Data for processing:
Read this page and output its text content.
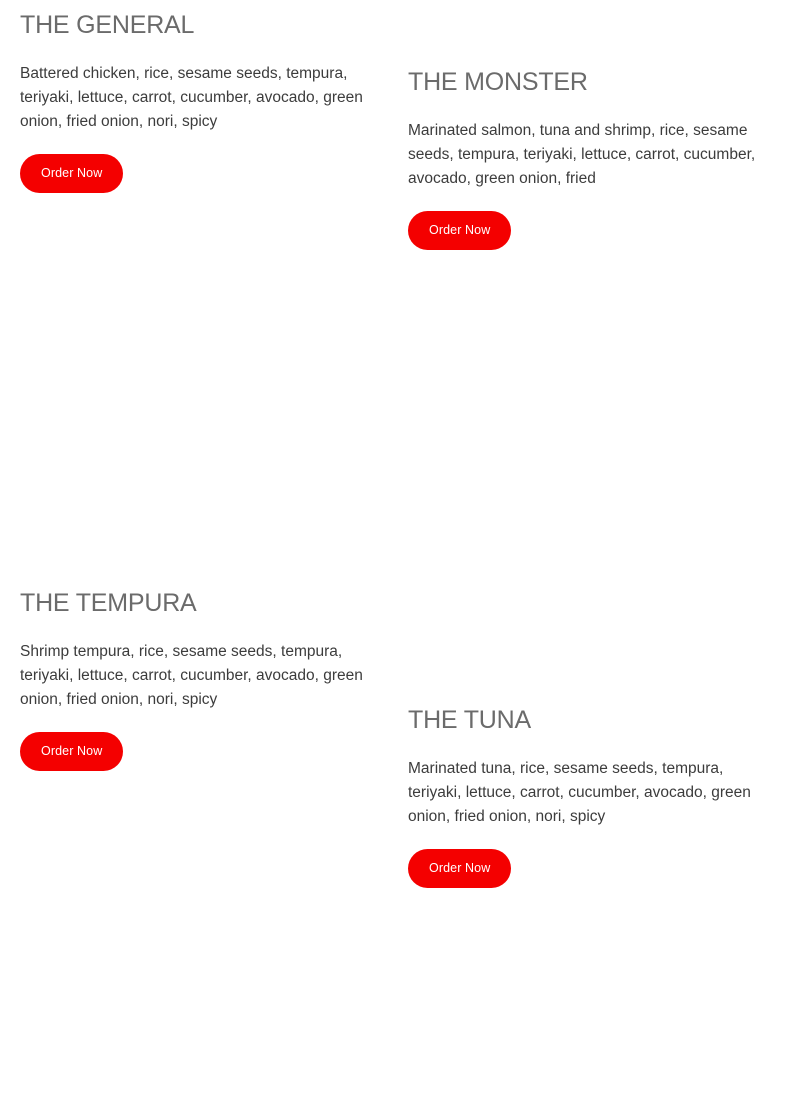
THE GENERAL

Battered chicken, rice, sesame seeds, tempura, teriyaki, lettuce, carrot, cucumber, avocado, green onion, fried onion, nori, spicy

Order Now
THE MONSTER

Marinated salmon, tuna and shrimp, rice, sesame seeds, tempura, teriyaki, lettuce, carrot, cucumber, avocado, green onion, fried

Order Now
THE TEMPURA

Shrimp tempura, rice, sesame seeds, tempura, teriyaki, lettuce, carrot, cucumber, avocado, green onion, fried onion, nori, spicy

Order Now
THE TUNA

Marinated tuna, rice, sesame seeds, tempura, teriyaki, lettuce, carrot, cucumber, avocado, green onion, fried onion, nori, spicy

Order Now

Written exercise: Which lines contain the word "nori"? Copy each one.

Solution for this problem:
Battered chicken, rice, sesame seeds, tempura, teriyaki, lettuce, carrot, cucumber, avocado, green onion, fried onion, nori, spicy
Shrimp tempura, rice, sesame seeds, tempura, teriyaki, lettuce, carrot, cucumber, avocado, green onion, fried onion, nori, spicy
Marinated tuna, rice, sesame seeds, tempura, teriyaki, lettuce, carrot, cucumber, avocado, green onion, fried onion, nori, spicy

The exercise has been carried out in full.